» **Written exercise**
Exclude images, then output the remaining data verbatim.

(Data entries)
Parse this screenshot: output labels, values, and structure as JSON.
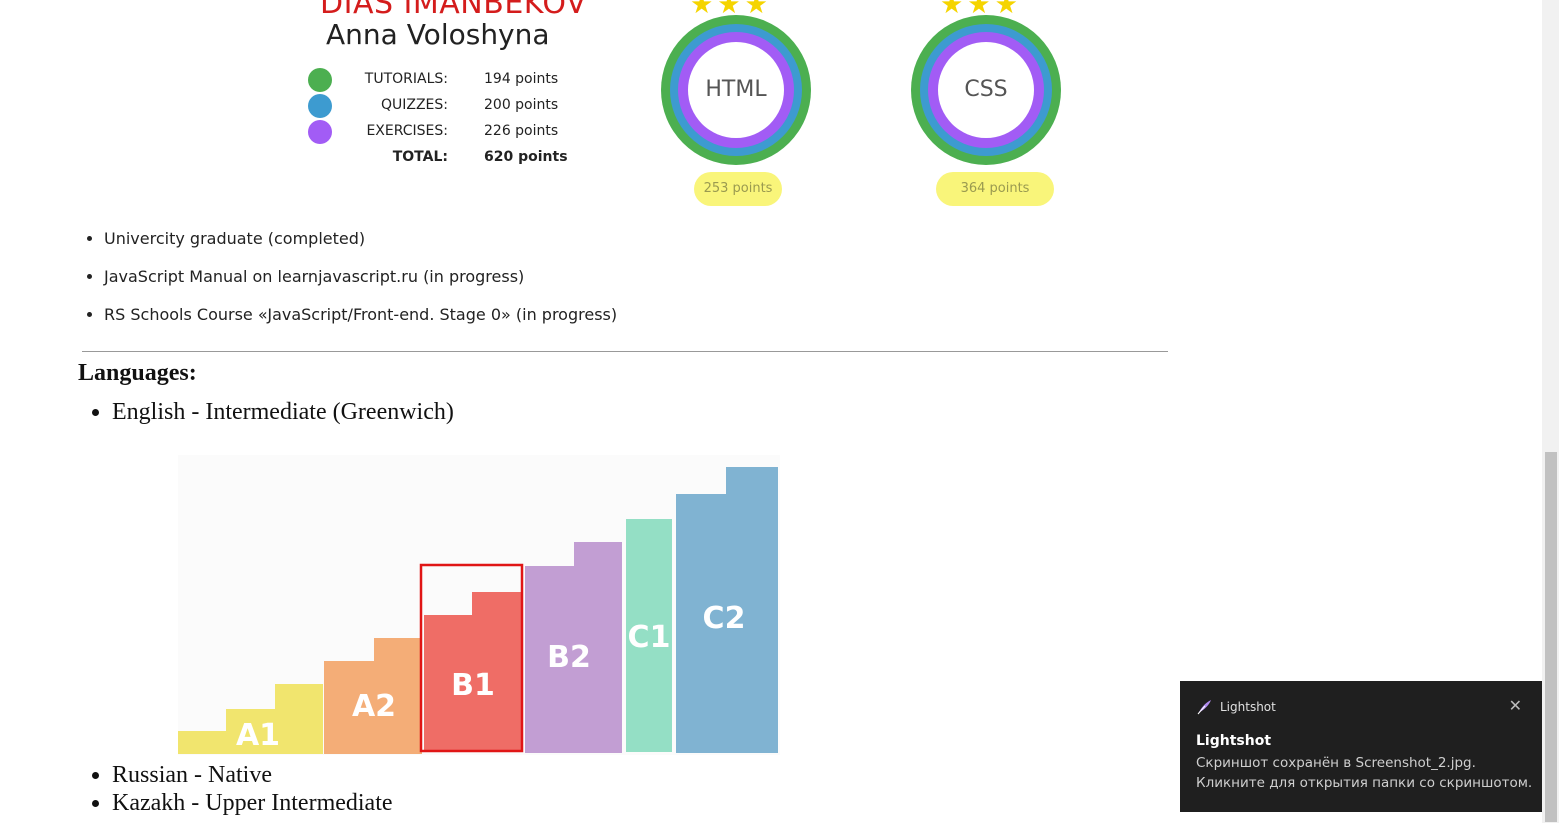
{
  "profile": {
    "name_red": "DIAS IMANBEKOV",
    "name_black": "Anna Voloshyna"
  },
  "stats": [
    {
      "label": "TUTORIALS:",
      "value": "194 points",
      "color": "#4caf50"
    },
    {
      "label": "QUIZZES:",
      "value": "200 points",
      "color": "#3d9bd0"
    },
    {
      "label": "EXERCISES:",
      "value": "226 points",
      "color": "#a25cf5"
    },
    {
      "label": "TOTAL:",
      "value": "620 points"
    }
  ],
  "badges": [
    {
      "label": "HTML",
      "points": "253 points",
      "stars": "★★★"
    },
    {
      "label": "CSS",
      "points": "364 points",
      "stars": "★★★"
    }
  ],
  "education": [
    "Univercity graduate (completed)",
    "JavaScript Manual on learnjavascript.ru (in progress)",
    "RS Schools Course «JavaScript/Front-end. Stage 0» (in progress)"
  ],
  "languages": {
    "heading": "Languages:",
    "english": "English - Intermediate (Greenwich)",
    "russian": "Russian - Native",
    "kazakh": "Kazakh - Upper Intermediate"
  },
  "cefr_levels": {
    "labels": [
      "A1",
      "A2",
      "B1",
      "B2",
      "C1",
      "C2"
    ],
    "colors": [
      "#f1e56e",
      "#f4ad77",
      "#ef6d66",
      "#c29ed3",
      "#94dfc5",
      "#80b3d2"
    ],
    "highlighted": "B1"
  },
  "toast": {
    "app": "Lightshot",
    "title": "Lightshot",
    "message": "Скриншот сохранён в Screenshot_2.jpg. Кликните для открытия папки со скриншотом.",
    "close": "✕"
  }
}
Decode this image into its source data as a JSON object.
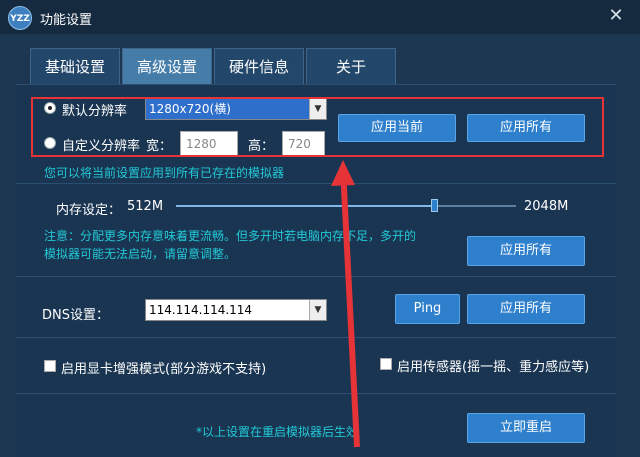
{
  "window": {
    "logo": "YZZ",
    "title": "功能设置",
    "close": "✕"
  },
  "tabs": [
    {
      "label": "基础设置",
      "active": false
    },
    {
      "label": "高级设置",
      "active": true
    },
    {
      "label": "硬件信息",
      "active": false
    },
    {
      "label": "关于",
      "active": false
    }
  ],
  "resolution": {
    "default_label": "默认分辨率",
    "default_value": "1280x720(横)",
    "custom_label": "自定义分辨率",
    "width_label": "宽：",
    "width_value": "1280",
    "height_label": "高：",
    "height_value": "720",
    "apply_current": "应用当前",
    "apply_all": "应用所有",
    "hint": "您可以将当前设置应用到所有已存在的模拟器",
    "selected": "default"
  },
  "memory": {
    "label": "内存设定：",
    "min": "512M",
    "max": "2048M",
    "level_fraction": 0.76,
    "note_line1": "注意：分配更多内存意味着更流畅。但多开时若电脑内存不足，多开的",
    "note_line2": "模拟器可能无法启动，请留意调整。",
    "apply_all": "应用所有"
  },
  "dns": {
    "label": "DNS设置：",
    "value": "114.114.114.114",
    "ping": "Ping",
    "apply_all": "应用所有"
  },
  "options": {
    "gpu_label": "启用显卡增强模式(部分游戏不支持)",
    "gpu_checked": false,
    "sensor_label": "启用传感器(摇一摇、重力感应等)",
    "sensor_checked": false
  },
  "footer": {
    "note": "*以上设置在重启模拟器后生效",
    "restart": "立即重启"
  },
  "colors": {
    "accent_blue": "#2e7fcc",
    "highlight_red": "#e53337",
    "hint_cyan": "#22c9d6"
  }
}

» **Result of this task**
Parse this screenshot: output labels, values, and structure as JSON.
{
  "profile": {
    "name_red": "DIAS IMANBEKOV",
    "name_black": "Anna Voloshyna"
  },
  "stats": [
    {
      "label": "TUTORIALS:",
      "value": "194 points",
      "color": "#4caf50"
    },
    {
      "label": "QUIZZES:",
      "value": "200 points",
      "color": "#3d9bd0"
    },
    {
      "label": "EXERCISES:",
      "value": "226 points",
      "color": "#a25cf5"
    },
    {
      "label": "TOTAL:",
      "value": "620 points"
    }
  ],
  "badges": [
    {
      "label": "HTML",
      "points": "253 points",
      "stars": "★★★"
    },
    {
      "label": "CSS",
      "points": "364 points",
      "stars": "★★★"
    }
  ],
  "education": [
    "Univercity graduate (completed)",
    "JavaScript Manual on learnjavascript.ru (in progress)",
    "RS Schools Course «JavaScript/Front-end. Stage 0» (in progress)"
  ],
  "languages": {
    "heading": "Languages:",
    "english": "English - Intermediate (Greenwich)",
    "russian": "Russian - Native",
    "kazakh": "Kazakh - Upper Intermediate"
  },
  "cefr_levels": {
    "labels": [
      "A1",
      "A2",
      "B1",
      "B2",
      "C1",
      "C2"
    ],
    "colors": [
      "#f1e56e",
      "#f4ad77",
      "#ef6d66",
      "#c29ed3",
      "#94dfc5",
      "#80b3d2"
    ],
    "highlighted": "B1"
  },
  "toast": {
    "app": "Lightshot",
    "title": "Lightshot",
    "message": "Скриншот сохранён в Screenshot_2.jpg. Кликните для открытия папки со скриншотом.",
    "close": "✕"
  }
}
Decode this image into its source data as a JSON object.
{
  "window": {
    "logo": "YZZ",
    "title": "功能设置",
    "close": "✕"
  },
  "tabs": [
    {
      "label": "基础设置",
      "active": false
    },
    {
      "label": "高级设置",
      "active": true
    },
    {
      "label": "硬件信息",
      "active": false
    },
    {
      "label": "关于",
      "active": false
    }
  ],
  "resolution": {
    "default_label": "默认分辨率",
    "default_value": "1280x720(横)",
    "custom_label": "自定义分辨率",
    "width_label": "宽：",
    "width_value": "1280",
    "height_label": "高：",
    "height_value": "720",
    "apply_current": "应用当前",
    "apply_all": "应用所有",
    "hint": "您可以将当前设置应用到所有已存在的模拟器",
    "selected": "default"
  },
  "memory": {
    "label": "内存设定：",
    "min": "512M",
    "max": "2048M",
    "level_fraction": 0.76,
    "note_line1": "注意：分配更多内存意味着更流畅。但多开时若电脑内存不足，多开的",
    "note_line2": "模拟器可能无法启动，请留意调整。",
    "apply_all": "应用所有"
  },
  "dns": {
    "label": "DNS设置：",
    "value": "114.114.114.114",
    "ping": "Ping",
    "apply_all": "应用所有"
  },
  "options": {
    "gpu_label": "启用显卡增强模式(部分游戏不支持)",
    "gpu_checked": false,
    "sensor_label": "启用传感器(摇一摇、重力感应等)",
    "sensor_checked": false
  },
  "footer": {
    "note": "*以上设置在重启模拟器后生效",
    "restart": "立即重启"
  },
  "colors": {
    "accent_blue": "#2e7fcc",
    "highlight_red": "#e53337",
    "hint_cyan": "#22c9d6"
  }
}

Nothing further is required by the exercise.